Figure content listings

┄┄┄┄┄┄┄┄┄┄┄┄┄┄┄┄┄┄┄┄

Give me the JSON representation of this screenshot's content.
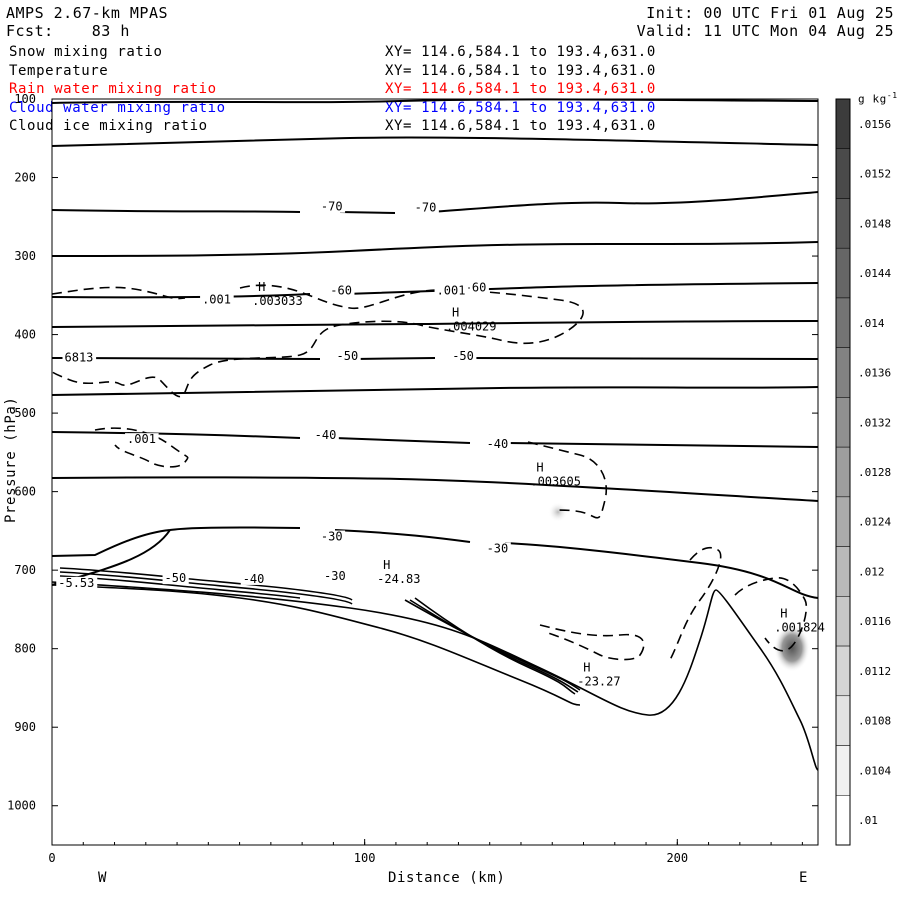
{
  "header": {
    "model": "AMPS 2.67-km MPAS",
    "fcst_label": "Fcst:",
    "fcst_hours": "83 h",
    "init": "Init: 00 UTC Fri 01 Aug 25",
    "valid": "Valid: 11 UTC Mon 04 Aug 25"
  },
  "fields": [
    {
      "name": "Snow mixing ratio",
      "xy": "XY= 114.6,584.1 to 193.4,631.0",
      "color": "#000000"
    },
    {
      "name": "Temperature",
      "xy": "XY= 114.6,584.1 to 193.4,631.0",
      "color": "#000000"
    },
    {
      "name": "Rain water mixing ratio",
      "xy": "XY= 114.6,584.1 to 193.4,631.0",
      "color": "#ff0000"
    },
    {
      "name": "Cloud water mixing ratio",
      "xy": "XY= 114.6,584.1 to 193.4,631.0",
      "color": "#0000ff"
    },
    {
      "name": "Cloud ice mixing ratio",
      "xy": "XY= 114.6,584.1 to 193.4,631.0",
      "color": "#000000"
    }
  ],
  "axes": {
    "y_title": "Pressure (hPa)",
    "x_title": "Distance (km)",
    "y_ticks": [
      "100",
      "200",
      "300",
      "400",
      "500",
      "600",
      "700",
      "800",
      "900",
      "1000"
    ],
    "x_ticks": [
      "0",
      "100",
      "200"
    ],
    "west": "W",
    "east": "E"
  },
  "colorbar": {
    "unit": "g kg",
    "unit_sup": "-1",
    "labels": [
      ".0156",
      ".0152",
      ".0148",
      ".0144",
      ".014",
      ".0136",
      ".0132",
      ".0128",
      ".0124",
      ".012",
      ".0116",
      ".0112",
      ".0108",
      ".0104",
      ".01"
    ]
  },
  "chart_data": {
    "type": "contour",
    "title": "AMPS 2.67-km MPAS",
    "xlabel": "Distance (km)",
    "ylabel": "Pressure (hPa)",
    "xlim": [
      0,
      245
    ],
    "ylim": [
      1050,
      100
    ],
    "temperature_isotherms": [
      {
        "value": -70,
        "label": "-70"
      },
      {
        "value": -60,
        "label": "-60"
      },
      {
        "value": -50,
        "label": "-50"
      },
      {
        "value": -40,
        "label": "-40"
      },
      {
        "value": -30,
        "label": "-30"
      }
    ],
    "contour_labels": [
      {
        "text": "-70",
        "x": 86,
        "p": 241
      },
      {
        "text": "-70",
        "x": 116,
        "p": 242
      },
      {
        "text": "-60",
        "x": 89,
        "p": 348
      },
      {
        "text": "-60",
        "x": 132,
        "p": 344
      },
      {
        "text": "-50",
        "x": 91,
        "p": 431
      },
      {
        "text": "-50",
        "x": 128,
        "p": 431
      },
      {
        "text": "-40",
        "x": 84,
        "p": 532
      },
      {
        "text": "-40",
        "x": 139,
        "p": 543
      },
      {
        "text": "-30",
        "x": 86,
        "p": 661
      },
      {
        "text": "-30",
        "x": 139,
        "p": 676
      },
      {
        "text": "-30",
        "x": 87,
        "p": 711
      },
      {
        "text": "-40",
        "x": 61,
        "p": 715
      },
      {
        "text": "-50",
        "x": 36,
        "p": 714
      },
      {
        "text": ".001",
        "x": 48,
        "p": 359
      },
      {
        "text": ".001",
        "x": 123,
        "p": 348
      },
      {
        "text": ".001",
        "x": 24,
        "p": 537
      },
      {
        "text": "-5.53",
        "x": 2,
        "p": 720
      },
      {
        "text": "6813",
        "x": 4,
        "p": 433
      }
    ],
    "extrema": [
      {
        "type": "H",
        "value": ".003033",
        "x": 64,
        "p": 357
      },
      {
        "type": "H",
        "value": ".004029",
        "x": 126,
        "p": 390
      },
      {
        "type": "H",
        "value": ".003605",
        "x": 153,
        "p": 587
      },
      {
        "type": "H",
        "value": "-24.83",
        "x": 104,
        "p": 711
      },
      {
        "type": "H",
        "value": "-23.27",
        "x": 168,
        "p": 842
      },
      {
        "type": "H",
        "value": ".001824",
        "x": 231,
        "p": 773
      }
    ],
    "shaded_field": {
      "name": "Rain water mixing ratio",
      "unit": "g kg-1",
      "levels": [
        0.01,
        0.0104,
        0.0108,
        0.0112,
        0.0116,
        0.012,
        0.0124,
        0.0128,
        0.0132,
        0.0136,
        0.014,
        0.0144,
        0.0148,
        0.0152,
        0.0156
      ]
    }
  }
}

┄┄┄┄┄┄┄┄┄┄┄┄┄┄┄┄┄┄┄┄

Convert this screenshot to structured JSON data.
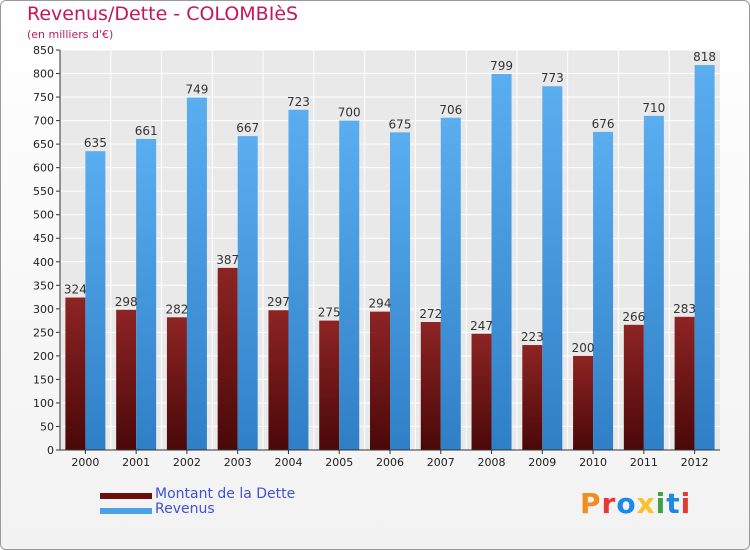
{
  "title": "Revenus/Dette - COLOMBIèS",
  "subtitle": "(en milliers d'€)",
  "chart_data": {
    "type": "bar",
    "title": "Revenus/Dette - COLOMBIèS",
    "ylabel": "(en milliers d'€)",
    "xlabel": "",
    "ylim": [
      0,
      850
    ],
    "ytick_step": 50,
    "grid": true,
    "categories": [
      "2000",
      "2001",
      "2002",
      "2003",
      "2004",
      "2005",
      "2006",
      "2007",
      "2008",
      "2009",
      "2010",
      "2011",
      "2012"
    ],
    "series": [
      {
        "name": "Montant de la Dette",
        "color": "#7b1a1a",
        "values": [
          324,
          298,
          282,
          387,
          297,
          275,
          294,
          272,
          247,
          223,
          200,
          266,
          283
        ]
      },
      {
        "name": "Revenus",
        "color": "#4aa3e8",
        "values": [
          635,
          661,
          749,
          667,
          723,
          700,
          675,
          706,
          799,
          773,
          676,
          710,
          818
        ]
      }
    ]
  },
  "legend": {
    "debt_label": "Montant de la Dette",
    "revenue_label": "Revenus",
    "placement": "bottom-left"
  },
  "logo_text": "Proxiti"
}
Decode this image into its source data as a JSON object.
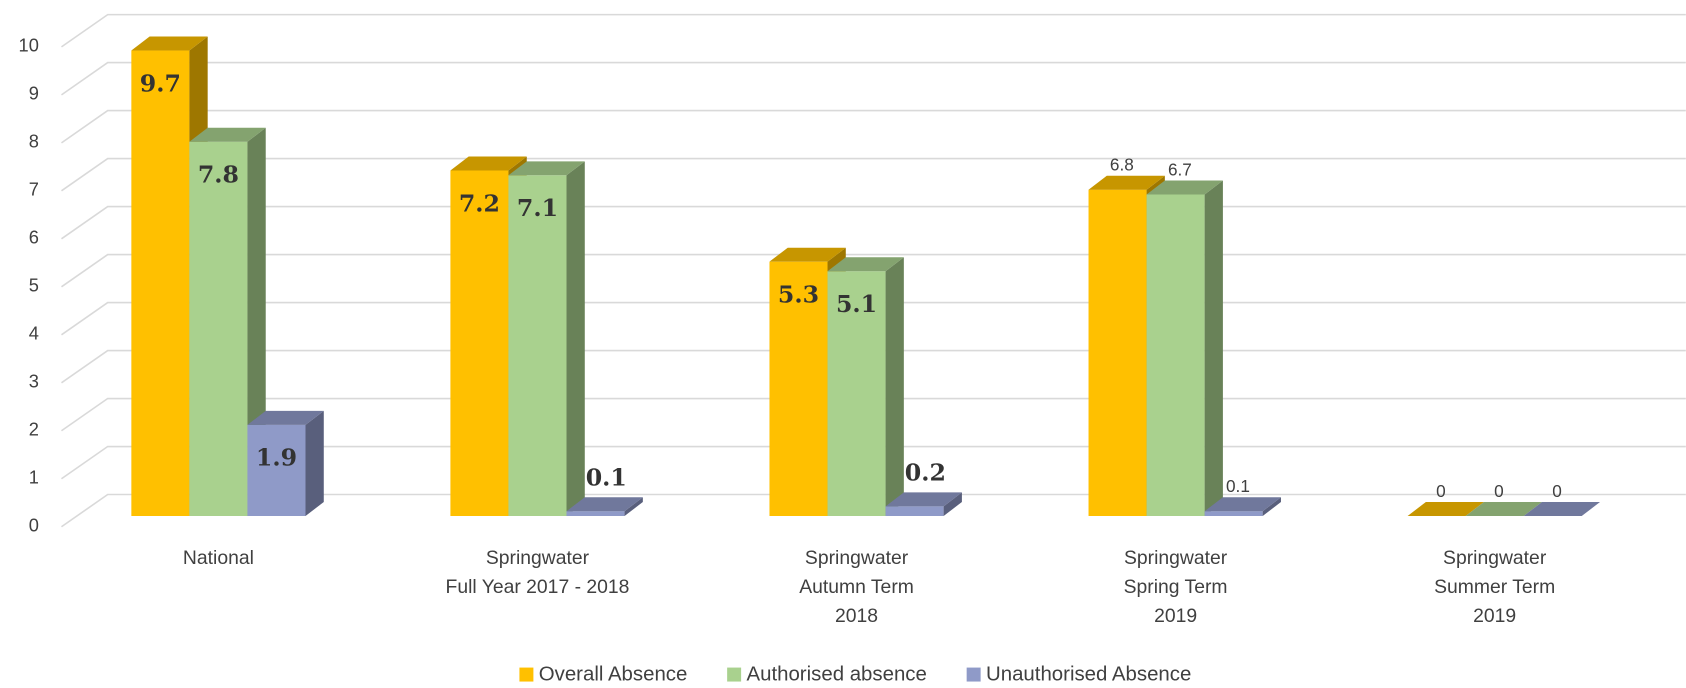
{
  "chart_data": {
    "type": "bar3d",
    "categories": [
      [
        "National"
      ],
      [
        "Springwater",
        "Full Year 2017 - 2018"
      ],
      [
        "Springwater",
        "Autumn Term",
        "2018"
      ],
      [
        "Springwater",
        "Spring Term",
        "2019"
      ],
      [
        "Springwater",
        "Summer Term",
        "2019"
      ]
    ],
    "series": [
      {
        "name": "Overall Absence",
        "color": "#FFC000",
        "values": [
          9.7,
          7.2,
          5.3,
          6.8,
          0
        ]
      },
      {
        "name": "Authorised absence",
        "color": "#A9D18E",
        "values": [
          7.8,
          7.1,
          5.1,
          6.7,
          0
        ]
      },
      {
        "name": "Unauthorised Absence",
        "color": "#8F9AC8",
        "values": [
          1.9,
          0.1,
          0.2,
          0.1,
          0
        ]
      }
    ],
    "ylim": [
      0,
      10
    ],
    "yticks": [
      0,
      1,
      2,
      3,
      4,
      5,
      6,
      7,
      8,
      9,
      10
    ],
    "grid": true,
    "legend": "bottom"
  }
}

┄┄┄┄┄┄┄┄┄┄┄┄┄┄┄┄┄┄┄┄

Objective
Filter the records down to the lines that contain the string "Revenus", and copy those lines.

Output of the exercise
  "title": "Revenus/Dette - COLOMBIèS",
    "title": "Revenus/Dette - COLOMBIèS",
        "name": "Revenus",
    "revenue_label": "Revenus",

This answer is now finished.